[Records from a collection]
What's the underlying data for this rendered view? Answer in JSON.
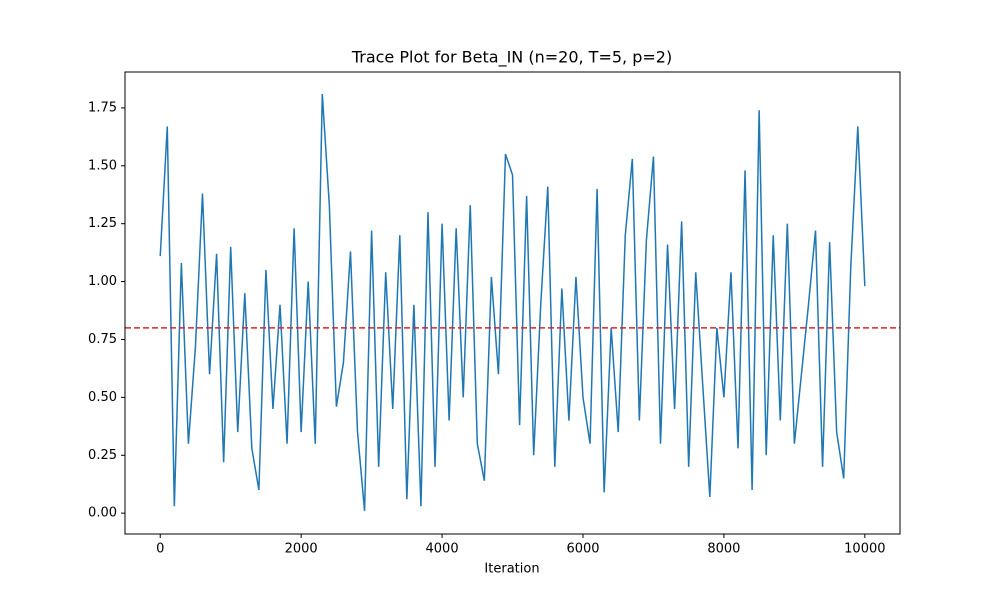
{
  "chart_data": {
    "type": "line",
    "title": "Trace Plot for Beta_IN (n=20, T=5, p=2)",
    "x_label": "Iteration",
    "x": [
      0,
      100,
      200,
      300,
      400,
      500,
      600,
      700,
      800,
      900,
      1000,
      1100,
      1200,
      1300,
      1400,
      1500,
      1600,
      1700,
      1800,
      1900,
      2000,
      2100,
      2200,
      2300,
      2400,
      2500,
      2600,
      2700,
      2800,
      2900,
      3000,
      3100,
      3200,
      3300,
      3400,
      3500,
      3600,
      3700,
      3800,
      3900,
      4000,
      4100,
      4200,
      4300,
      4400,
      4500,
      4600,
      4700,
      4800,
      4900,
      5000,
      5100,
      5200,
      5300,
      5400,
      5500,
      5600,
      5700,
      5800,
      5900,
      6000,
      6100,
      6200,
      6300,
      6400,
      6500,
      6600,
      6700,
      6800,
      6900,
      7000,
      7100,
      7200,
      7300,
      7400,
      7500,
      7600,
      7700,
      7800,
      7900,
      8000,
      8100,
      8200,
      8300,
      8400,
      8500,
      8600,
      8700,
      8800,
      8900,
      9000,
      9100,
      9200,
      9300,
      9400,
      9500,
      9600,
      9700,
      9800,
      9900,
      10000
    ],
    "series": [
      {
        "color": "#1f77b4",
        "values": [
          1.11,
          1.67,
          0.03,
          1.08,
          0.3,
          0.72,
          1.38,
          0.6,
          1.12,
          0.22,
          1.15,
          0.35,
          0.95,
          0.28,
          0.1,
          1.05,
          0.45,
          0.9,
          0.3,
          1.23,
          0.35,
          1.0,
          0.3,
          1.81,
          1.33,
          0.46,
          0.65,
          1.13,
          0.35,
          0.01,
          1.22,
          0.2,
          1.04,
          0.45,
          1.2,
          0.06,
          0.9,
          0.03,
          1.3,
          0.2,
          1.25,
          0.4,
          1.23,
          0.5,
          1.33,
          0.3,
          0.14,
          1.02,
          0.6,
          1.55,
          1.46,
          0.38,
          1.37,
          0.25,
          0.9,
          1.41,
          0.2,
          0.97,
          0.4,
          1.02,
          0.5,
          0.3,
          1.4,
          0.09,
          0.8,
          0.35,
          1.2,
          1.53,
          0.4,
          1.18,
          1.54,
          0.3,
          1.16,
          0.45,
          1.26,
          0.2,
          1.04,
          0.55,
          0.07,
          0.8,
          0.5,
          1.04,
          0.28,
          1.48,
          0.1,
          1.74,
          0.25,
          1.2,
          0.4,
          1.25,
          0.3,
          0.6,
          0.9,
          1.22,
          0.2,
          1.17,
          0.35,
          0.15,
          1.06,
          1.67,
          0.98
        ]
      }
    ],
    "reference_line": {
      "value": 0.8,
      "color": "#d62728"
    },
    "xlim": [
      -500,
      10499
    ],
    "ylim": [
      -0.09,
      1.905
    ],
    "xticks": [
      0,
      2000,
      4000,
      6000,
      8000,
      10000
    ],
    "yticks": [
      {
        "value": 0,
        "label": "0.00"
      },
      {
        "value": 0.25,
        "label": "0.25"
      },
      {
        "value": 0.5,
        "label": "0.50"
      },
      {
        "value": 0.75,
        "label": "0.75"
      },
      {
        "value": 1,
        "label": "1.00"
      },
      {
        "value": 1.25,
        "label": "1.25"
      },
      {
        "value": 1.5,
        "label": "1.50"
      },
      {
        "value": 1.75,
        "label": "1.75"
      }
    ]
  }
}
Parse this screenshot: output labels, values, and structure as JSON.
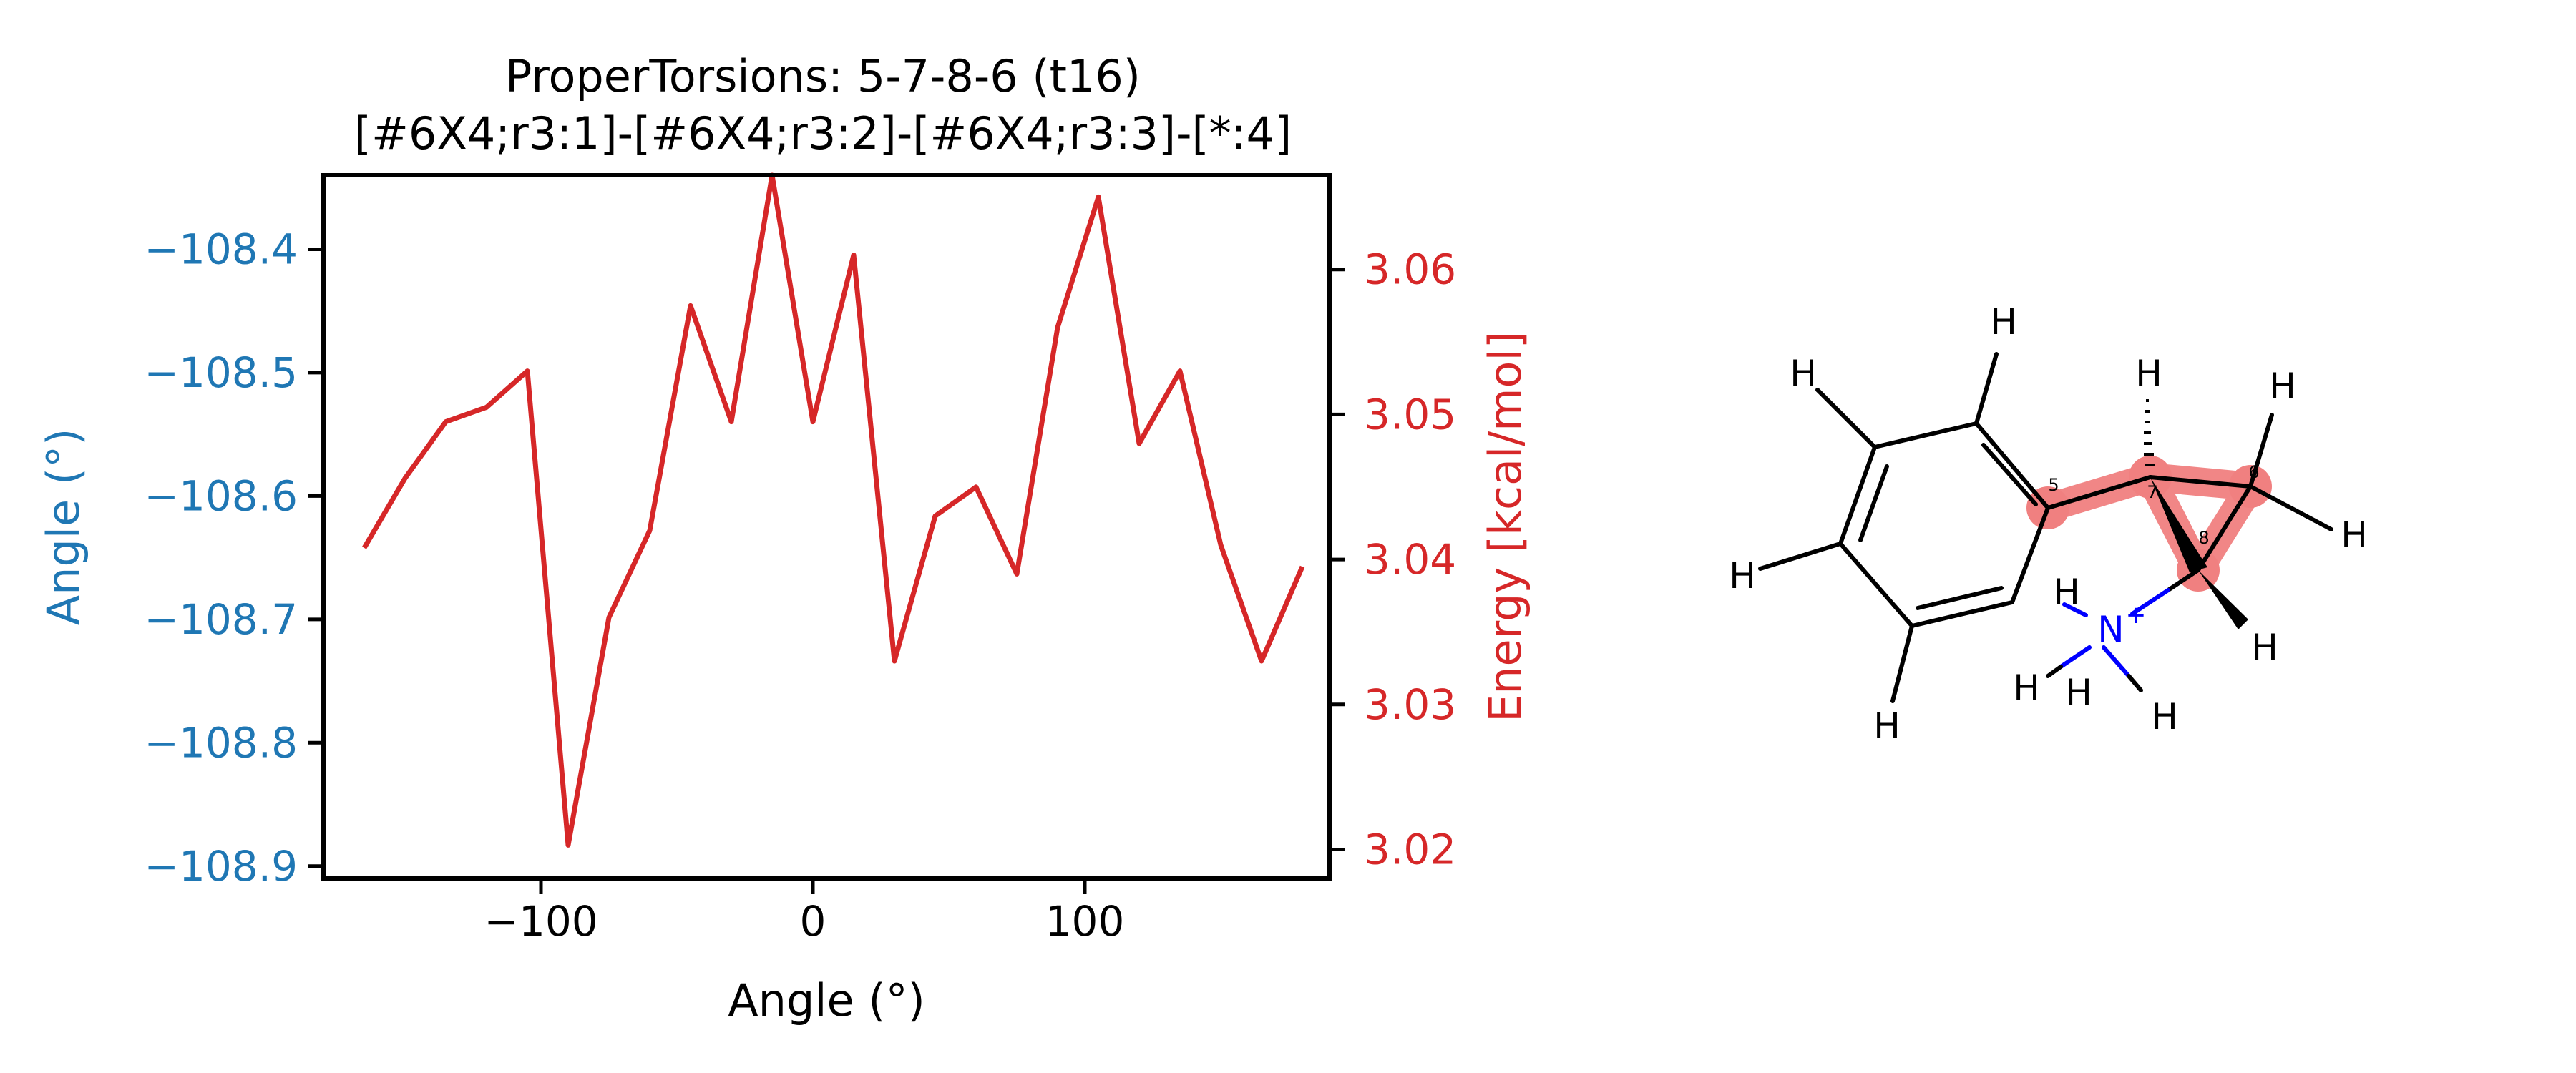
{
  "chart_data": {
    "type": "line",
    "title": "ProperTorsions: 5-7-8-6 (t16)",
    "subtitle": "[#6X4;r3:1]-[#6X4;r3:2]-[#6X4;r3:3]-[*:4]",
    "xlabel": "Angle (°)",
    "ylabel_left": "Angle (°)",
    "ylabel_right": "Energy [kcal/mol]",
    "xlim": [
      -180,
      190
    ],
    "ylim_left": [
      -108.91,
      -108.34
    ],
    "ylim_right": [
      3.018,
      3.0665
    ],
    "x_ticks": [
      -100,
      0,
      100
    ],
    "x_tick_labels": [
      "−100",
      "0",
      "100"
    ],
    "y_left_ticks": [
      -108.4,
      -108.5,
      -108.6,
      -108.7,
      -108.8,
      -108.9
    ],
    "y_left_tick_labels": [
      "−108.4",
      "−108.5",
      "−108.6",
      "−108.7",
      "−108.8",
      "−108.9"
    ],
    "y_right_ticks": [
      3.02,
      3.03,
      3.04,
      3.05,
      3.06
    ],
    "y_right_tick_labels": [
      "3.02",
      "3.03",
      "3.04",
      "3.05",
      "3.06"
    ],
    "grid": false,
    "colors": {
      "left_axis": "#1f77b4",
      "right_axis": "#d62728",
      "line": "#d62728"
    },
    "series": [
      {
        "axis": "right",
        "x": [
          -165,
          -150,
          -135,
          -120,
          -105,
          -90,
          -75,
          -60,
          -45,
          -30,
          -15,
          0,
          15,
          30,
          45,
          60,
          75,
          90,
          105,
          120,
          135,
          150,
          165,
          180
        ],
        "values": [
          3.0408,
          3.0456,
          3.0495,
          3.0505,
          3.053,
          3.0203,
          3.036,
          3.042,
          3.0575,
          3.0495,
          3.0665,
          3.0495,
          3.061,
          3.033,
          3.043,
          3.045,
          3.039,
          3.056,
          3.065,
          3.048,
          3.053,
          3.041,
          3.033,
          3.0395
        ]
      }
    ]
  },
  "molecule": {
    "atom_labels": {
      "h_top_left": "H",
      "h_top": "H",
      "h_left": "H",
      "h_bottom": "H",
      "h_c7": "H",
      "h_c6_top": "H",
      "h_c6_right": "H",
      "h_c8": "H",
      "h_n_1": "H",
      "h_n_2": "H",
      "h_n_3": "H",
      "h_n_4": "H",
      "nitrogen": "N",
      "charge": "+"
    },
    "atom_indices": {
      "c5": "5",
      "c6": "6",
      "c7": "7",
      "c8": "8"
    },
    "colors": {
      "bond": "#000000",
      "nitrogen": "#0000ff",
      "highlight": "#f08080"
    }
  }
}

### Task directions
Without the pictures, repeat the listing above exactly.

### Reply
What's the underlying data for this rendered view? Answer in JSON.
{
  "chart_data": {
    "type": "line",
    "title": "Trace Plot for Beta_IN (n=20, T=5, p=2)",
    "x_label": "Iteration",
    "x": [
      0,
      100,
      200,
      300,
      400,
      500,
      600,
      700,
      800,
      900,
      1000,
      1100,
      1200,
      1300,
      1400,
      1500,
      1600,
      1700,
      1800,
      1900,
      2000,
      2100,
      2200,
      2300,
      2400,
      2500,
      2600,
      2700,
      2800,
      2900,
      3000,
      3100,
      3200,
      3300,
      3400,
      3500,
      3600,
      3700,
      3800,
      3900,
      4000,
      4100,
      4200,
      4300,
      4400,
      4500,
      4600,
      4700,
      4800,
      4900,
      5000,
      5100,
      5200,
      5300,
      5400,
      5500,
      5600,
      5700,
      5800,
      5900,
      6000,
      6100,
      6200,
      6300,
      6400,
      6500,
      6600,
      6700,
      6800,
      6900,
      7000,
      7100,
      7200,
      7300,
      7400,
      7500,
      7600,
      7700,
      7800,
      7900,
      8000,
      8100,
      8200,
      8300,
      8400,
      8500,
      8600,
      8700,
      8800,
      8900,
      9000,
      9100,
      9200,
      9300,
      9400,
      9500,
      9600,
      9700,
      9800,
      9900,
      10000
    ],
    "series": [
      {
        "color": "#1f77b4",
        "values": [
          1.11,
          1.67,
          0.03,
          1.08,
          0.3,
          0.72,
          1.38,
          0.6,
          1.12,
          0.22,
          1.15,
          0.35,
          0.95,
          0.28,
          0.1,
          1.05,
          0.45,
          0.9,
          0.3,
          1.23,
          0.35,
          1.0,
          0.3,
          1.81,
          1.33,
          0.46,
          0.65,
          1.13,
          0.35,
          0.01,
          1.22,
          0.2,
          1.04,
          0.45,
          1.2,
          0.06,
          0.9,
          0.03,
          1.3,
          0.2,
          1.25,
          0.4,
          1.23,
          0.5,
          1.33,
          0.3,
          0.14,
          1.02,
          0.6,
          1.55,
          1.46,
          0.38,
          1.37,
          0.25,
          0.9,
          1.41,
          0.2,
          0.97,
          0.4,
          1.02,
          0.5,
          0.3,
          1.4,
          0.09,
          0.8,
          0.35,
          1.2,
          1.53,
          0.4,
          1.18,
          1.54,
          0.3,
          1.16,
          0.45,
          1.26,
          0.2,
          1.04,
          0.55,
          0.07,
          0.8,
          0.5,
          1.04,
          0.28,
          1.48,
          0.1,
          1.74,
          0.25,
          1.2,
          0.4,
          1.25,
          0.3,
          0.6,
          0.9,
          1.22,
          0.2,
          1.17,
          0.35,
          0.15,
          1.06,
          1.67,
          0.98
        ]
      }
    ],
    "reference_line": {
      "value": 0.8,
      "color": "#d62728"
    },
    "xlim": [
      -500,
      10499
    ],
    "ylim": [
      -0.09,
      1.905
    ],
    "xticks": [
      0,
      2000,
      4000,
      6000,
      8000,
      10000
    ],
    "yticks": [
      {
        "value": 0,
        "label": "0.00"
      },
      {
        "value": 0.25,
        "label": "0.25"
      },
      {
        "value": 0.5,
        "label": "0.50"
      },
      {
        "value": 0.75,
        "label": "0.75"
      },
      {
        "value": 1,
        "label": "1.00"
      },
      {
        "value": 1.25,
        "label": "1.25"
      },
      {
        "value": 1.5,
        "label": "1.50"
      },
      {
        "value": 1.75,
        "label": "1.75"
      }
    ]
  }
}
Parse this screenshot: output labels, values, and structure as JSON.
{
  "chart_data": {
    "type": "line",
    "title": "ProperTorsions: 5-7-8-6 (t16)",
    "subtitle": "[#6X4;r3:1]-[#6X4;r3:2]-[#6X4;r3:3]-[*:4]",
    "xlabel": "Angle (°)",
    "ylabel_left": "Angle (°)",
    "ylabel_right": "Energy [kcal/mol]",
    "xlim": [
      -180,
      190
    ],
    "ylim_left": [
      -108.91,
      -108.34
    ],
    "ylim_right": [
      3.018,
      3.0665
    ],
    "x_ticks": [
      -100,
      0,
      100
    ],
    "x_tick_labels": [
      "−100",
      "0",
      "100"
    ],
    "y_left_ticks": [
      -108.4,
      -108.5,
      -108.6,
      -108.7,
      -108.8,
      -108.9
    ],
    "y_left_tick_labels": [
      "−108.4",
      "−108.5",
      "−108.6",
      "−108.7",
      "−108.8",
      "−108.9"
    ],
    "y_right_ticks": [
      3.02,
      3.03,
      3.04,
      3.05,
      3.06
    ],
    "y_right_tick_labels": [
      "3.02",
      "3.03",
      "3.04",
      "3.05",
      "3.06"
    ],
    "grid": false,
    "colors": {
      "left_axis": "#1f77b4",
      "right_axis": "#d62728",
      "line": "#d62728"
    },
    "series": [
      {
        "axis": "right",
        "x": [
          -165,
          -150,
          -135,
          -120,
          -105,
          -90,
          -75,
          -60,
          -45,
          -30,
          -15,
          0,
          15,
          30,
          45,
          60,
          75,
          90,
          105,
          120,
          135,
          150,
          165,
          180
        ],
        "values": [
          3.0408,
          3.0456,
          3.0495,
          3.0505,
          3.053,
          3.0203,
          3.036,
          3.042,
          3.0575,
          3.0495,
          3.0665,
          3.0495,
          3.061,
          3.033,
          3.043,
          3.045,
          3.039,
          3.056,
          3.065,
          3.048,
          3.053,
          3.041,
          3.033,
          3.0395
        ]
      }
    ]
  },
  "molecule": {
    "atom_labels": {
      "h_top_left": "H",
      "h_top": "H",
      "h_left": "H",
      "h_bottom": "H",
      "h_c7": "H",
      "h_c6_top": "H",
      "h_c6_right": "H",
      "h_c8": "H",
      "h_n_1": "H",
      "h_n_2": "H",
      "h_n_3": "H",
      "h_n_4": "H",
      "nitrogen": "N",
      "charge": "+"
    },
    "atom_indices": {
      "c5": "5",
      "c6": "6",
      "c7": "7",
      "c8": "8"
    },
    "colors": {
      "bond": "#000000",
      "nitrogen": "#0000ff",
      "highlight": "#f08080"
    }
  }
}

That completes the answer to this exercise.